### EXERCISE
Reply with one number: the count of lines in the records below that hold "color".

### MATERIAL FOR THIS EXERCISE
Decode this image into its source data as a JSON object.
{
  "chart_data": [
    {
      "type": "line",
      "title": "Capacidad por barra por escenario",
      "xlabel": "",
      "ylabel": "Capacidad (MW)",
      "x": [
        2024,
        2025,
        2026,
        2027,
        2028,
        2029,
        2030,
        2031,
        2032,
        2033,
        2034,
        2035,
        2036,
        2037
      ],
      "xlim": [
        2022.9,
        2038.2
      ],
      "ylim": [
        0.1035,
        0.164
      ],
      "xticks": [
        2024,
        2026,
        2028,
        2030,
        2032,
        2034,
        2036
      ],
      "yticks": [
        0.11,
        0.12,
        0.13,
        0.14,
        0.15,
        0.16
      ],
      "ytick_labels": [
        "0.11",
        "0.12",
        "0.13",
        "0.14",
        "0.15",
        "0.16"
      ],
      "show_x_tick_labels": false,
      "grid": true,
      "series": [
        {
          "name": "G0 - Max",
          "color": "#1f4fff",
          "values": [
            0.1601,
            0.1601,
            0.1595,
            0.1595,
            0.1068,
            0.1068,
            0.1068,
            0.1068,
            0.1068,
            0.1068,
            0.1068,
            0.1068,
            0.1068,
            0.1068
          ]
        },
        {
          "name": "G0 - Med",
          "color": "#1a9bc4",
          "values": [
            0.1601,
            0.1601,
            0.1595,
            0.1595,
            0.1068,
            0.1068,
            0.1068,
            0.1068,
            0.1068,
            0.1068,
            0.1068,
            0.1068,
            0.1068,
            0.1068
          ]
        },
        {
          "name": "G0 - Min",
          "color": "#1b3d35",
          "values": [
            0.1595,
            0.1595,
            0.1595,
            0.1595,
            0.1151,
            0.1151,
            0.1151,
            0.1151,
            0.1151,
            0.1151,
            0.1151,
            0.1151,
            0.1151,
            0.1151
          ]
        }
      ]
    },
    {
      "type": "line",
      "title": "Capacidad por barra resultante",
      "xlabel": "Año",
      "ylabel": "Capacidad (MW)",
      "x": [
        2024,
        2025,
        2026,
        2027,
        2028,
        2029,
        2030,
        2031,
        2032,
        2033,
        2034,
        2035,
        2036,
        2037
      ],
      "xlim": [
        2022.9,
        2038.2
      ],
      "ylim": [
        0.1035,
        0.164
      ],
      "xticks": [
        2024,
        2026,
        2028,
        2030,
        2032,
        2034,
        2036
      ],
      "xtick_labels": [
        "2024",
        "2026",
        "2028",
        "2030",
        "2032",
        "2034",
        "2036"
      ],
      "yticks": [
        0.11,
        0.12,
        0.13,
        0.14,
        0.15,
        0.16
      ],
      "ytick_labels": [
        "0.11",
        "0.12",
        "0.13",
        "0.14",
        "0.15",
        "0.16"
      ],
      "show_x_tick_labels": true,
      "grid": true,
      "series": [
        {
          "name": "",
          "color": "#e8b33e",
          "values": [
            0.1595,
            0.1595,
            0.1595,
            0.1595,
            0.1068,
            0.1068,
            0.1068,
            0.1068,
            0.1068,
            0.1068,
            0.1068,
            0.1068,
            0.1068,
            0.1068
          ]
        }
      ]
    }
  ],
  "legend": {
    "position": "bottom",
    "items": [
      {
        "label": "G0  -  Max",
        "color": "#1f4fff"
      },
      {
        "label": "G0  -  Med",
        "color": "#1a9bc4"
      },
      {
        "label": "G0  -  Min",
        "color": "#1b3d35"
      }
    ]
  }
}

### EXERCISE ANSWER
7